# [THE PROBLEM]
Copy the data exactly; pictures stay out of the copy.

# [RECORDS SHOWN]
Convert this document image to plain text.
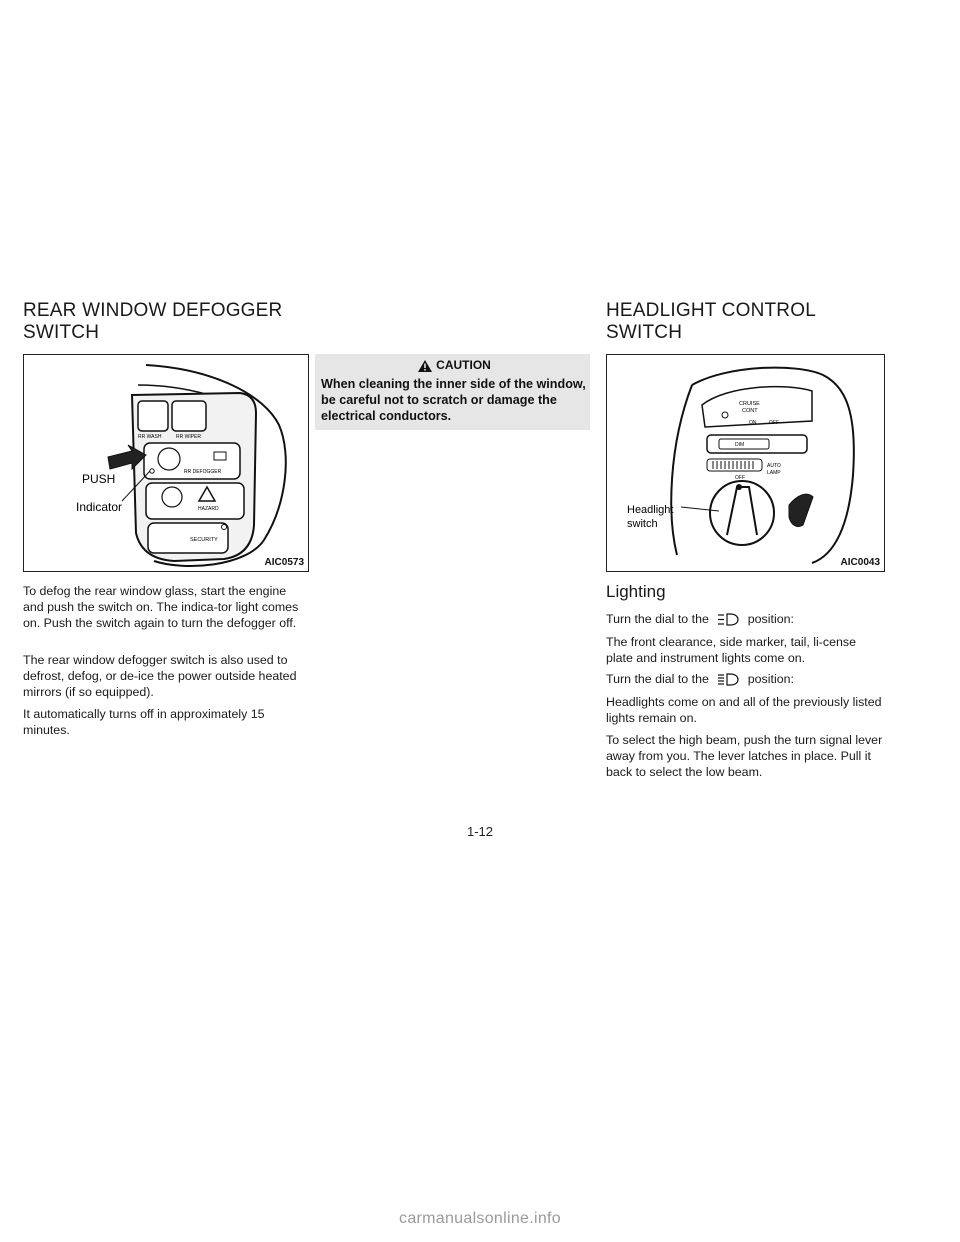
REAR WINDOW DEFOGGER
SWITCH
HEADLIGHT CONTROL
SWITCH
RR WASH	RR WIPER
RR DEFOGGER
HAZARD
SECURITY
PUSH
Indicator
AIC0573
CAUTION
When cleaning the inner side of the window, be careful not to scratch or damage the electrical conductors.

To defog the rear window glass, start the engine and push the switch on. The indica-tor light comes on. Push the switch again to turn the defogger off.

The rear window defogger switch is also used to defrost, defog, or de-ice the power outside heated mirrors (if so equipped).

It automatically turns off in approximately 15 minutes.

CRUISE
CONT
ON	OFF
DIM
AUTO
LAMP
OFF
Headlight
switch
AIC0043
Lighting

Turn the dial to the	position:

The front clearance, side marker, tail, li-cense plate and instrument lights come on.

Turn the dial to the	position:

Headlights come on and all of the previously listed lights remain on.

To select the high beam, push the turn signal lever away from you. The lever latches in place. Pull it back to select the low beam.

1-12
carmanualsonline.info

# [TASK ANSWER]
Convert this document image to plain text.
REAR WINDOW DEFOGGER
SWITCH
HEADLIGHT CONTROL
SWITCH
RR WASH	RR WIPER
RR DEFOGGER
HAZARD
SECURITY
PUSH
Indicator
AIC0573
CAUTION
When cleaning the inner side of the window, be careful not to scratch or damage the electrical conductors.

To defog the rear window glass, start the engine and push the switch on. The indica-tor light comes on. Push the switch again to turn the defogger off.

The rear window defogger switch is also used to defrost, defog, or de-ice the power outside heated mirrors (if so equipped).

It automatically turns off in approximately 15 minutes.

CRUISE
CONT
ON	OFF
DIM
AUTO
LAMP
OFF
Headlight
switch
AIC0043
Lighting

Turn the dial to the	position:

The front clearance, side marker, tail, li-cense plate and instrument lights come on.

Turn the dial to the	position:

Headlights come on and all of the previously listed lights remain on.

To select the high beam, push the turn signal lever away from you. The lever latches in place. Pull it back to select the low beam.

1-12
carmanualsonline.info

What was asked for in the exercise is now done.